***** Given information *****

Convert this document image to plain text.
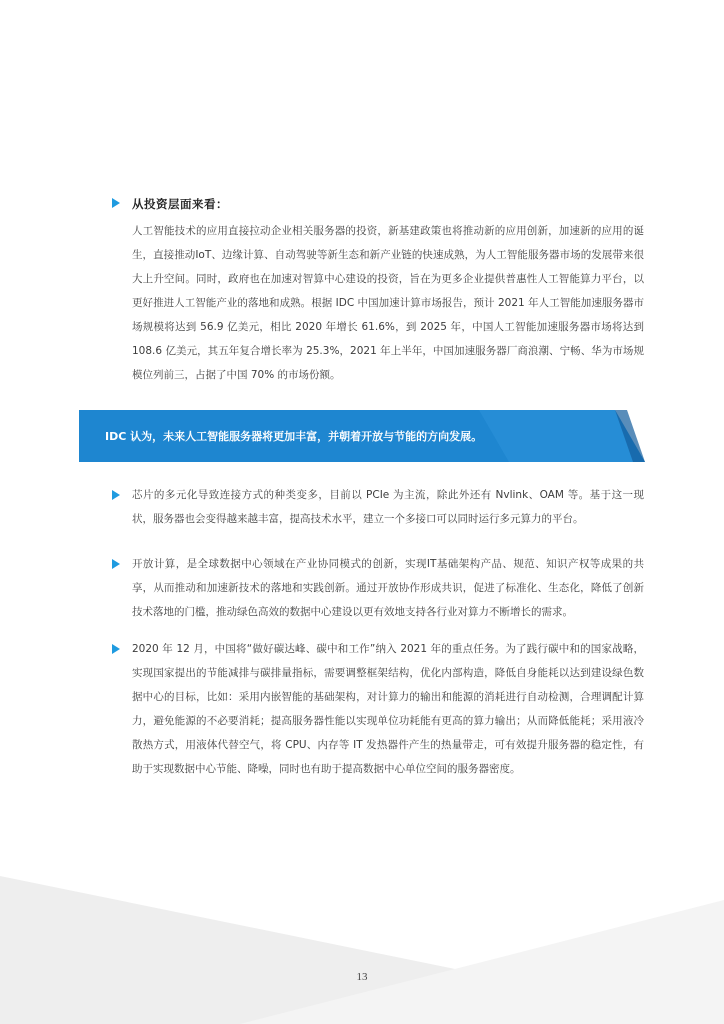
从投资层面来看：

人工智能技术的应用直接拉动企业相关服务器的投资，新基建政策也将推动新的应用创新，加速新的应用的诞生，直接推动IoT、边缘计算、自动驾驶等新生态和新产业链的快速成熟，为人工智能服务器市场的发展带来很大上升空间。同时，政府也在加速对智算中心建设的投资，旨在为更多企业提供普惠性人工智能算力平台，以更好推进人工智能产业的落地和成熟。根据 IDC 中国加速计算市场报告，预计 2021 年人工智能加速服务器市场规模将达到 56.9 亿美元，相比 2020 年增长 61.6%，到 2025 年，中国人工智能加速服务器市场将达到 108.6 亿美元，其五年复合增长率为 25.3%，2021 年上半年，中国加速服务器厂商浪潮、宁畅、华为市场规模位列前三，占据了中国 70% 的市场份额。

IDC 认为，未来人工智能服务器将更加丰富，并朝着开放与节能的方向发展。

芯片的多元化导致连接方式的种类变多，目前以 PCIe 为主流，除此外还有 Nvlink、OAM 等。基于这一现状，服务器也会变得越来越丰富，提高技术水平，建立一个多接口可以同时运行多元算力的平台。

开放计算，是全球数据中心领域在产业协同模式的创新，实现IT基础架构产品、规范、知识产权等成果的共享，从而推动和加速新技术的落地和实践创新。通过开放协作形成共识，促进了标准化、生态化，降低了创新技术落地的门槛，推动绿色高效的数据中心建设以更有效地支持各行业对算力不断增长的需求。

2020 年 12 月，中国将“做好碳达峰、碳中和工作”纳入 2021 年的重点任务。为了践行碳中和的国家战略，实现国家提出的节能减排与碳排量指标，需要调整框架结构，优化内部构造，降低自身能耗以达到建设绿色数据中心的目标，比如：采用内嵌智能的基础架构，对计算力的输出和能源的消耗进行自动检测，合理调配计算力，避免能源的不必要消耗；提高服务器性能以实现单位功耗能有更高的算力输出；从而降低能耗；采用液冷散热方式，用液体代替空气，将 CPU、内存等 IT 发热器件产生的热量带走，可有效提升服务器的稳定性，有助于实现数据中心节能、降噪，同时也有助于提高数据中心单位空间的服务器密度。

13
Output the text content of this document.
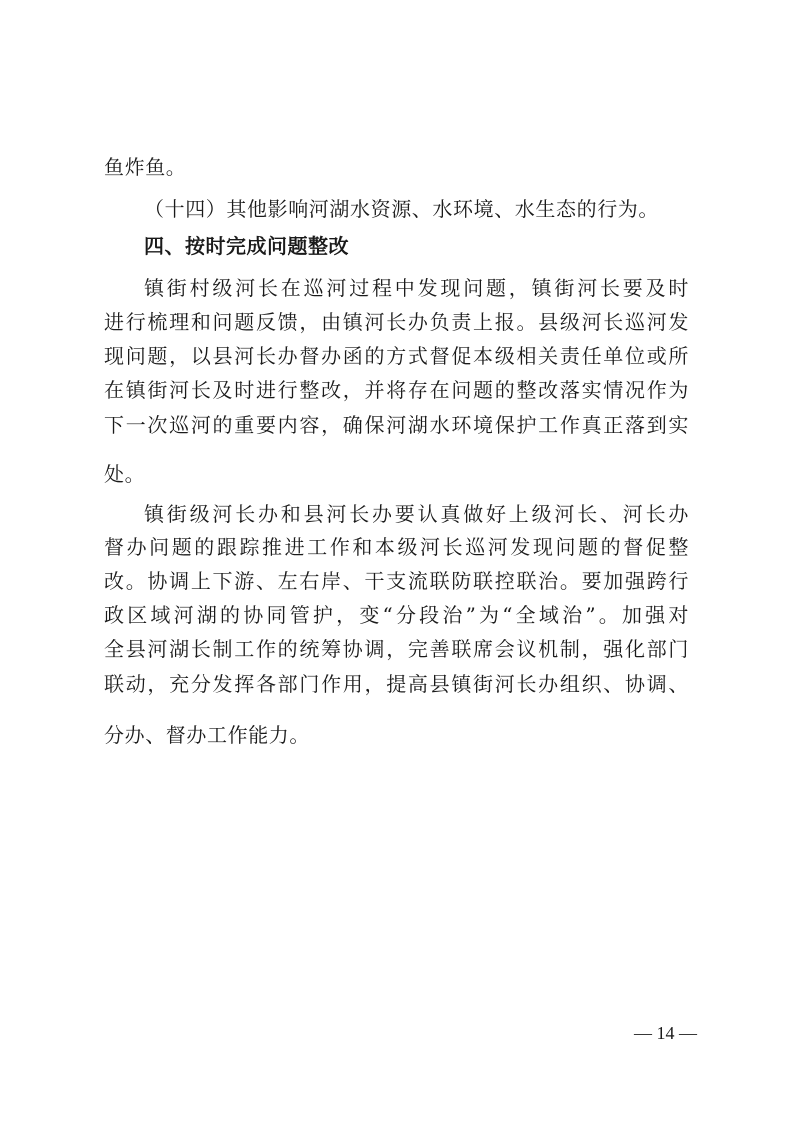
鱼炸鱼。
（十四）其他影响河湖水资源、水环境、水生态的行为。
四、按时完成问题整改
镇街村级河长在巡河过程中发现问题，镇街河长要及时
进行梳理和问题反馈，由镇河长办负责上报。县级河长巡河发
现问题，以县河长办督办函的方式督促本级相关责任单位或所
在镇街河长及时进行整改，并将存在问题的整改落实情况作为
下一次巡河的重要内容，确保河湖水环境保护工作真正落到实
处。
镇街级河长办和县河长办要认真做好上级河长、河长办
督办问题的跟踪推进工作和本级河长巡河发现问题的督促整
改。协调上下游、左右岸、干支流联防联控联治。要加强跨行
政区域河湖的协同管护，变“分段治”为“全域治”。加强对
全县河湖长制工作的统筹协调，完善联席会议机制，强化部门
联动，充分发挥各部门作用，提高县镇街河长办组织、协调、
分办、督办工作能力。
— 14 —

*****

→ Required task
Print the complete listing exactly as it stands, without its pictures.

→ Solution to the problem
Convert this document image to plain text.
从投资层面来看：

人工智能技术的应用直接拉动企业相关服务器的投资，新基建政策也将推动新的应用创新，加速新的应用的诞生，直接推动IoT、边缘计算、自动驾驶等新生态和新产业链的快速成熟，为人工智能服务器市场的发展带来很大上升空间。同时，政府也在加速对智算中心建设的投资，旨在为更多企业提供普惠性人工智能算力平台，以更好推进人工智能产业的落地和成熟。根据 IDC 中国加速计算市场报告，预计 2021 年人工智能加速服务器市场规模将达到 56.9 亿美元，相比 2020 年增长 61.6%，到 2025 年，中国人工智能加速服务器市场将达到 108.6 亿美元，其五年复合增长率为 25.3%，2021 年上半年，中国加速服务器厂商浪潮、宁畅、华为市场规模位列前三，占据了中国 70% 的市场份额。

IDC 认为，未来人工智能服务器将更加丰富，并朝着开放与节能的方向发展。

芯片的多元化导致连接方式的种类变多，目前以 PCIe 为主流，除此外还有 Nvlink、OAM 等。基于这一现状，服务器也会变得越来越丰富，提高技术水平，建立一个多接口可以同时运行多元算力的平台。

开放计算，是全球数据中心领域在产业协同模式的创新，实现IT基础架构产品、规范、知识产权等成果的共享，从而推动和加速新技术的落地和实践创新。通过开放协作形成共识，促进了标准化、生态化，降低了创新技术落地的门槛，推动绿色高效的数据中心建设以更有效地支持各行业对算力不断增长的需求。

2020 年 12 月，中国将“做好碳达峰、碳中和工作”纳入 2021 年的重点任务。为了践行碳中和的国家战略，实现国家提出的节能减排与碳排量指标，需要调整框架结构，优化内部构造，降低自身能耗以达到建设绿色数据中心的目标，比如：采用内嵌智能的基础架构，对计算力的输出和能源的消耗进行自动检测，合理调配计算力，避免能源的不必要消耗；提高服务器性能以实现单位功耗能有更高的算力输出；从而降低能耗；采用液冷散热方式，用液体代替空气，将 CPU、内存等 IT 发热器件产生的热量带走，可有效提升服务器的稳定性，有助于实现数据中心节能、降噪，同时也有助于提高数据中心单位空间的服务器密度。

13
Output the text content of this document.
鱼炸鱼。
（十四）其他影响河湖水资源、水环境、水生态的行为。
四、按时完成问题整改
镇街村级河长在巡河过程中发现问题，镇街河长要及时
进行梳理和问题反馈，由镇河长办负责上报。县级河长巡河发
现问题，以县河长办督办函的方式督促本级相关责任单位或所
在镇街河长及时进行整改，并将存在问题的整改落实情况作为
下一次巡河的重要内容，确保河湖水环境保护工作真正落到实
处。
镇街级河长办和县河长办要认真做好上级河长、河长办
督办问题的跟踪推进工作和本级河长巡河发现问题的督促整
改。协调上下游、左右岸、干支流联防联控联治。要加强跨行
政区域河湖的协同管护，变“分段治”为“全域治”。加强对
全县河湖长制工作的统筹协调，完善联席会议机制，强化部门
联动，充分发挥各部门作用，提高县镇街河长办组织、协调、
分办、督办工作能力。
— 14 —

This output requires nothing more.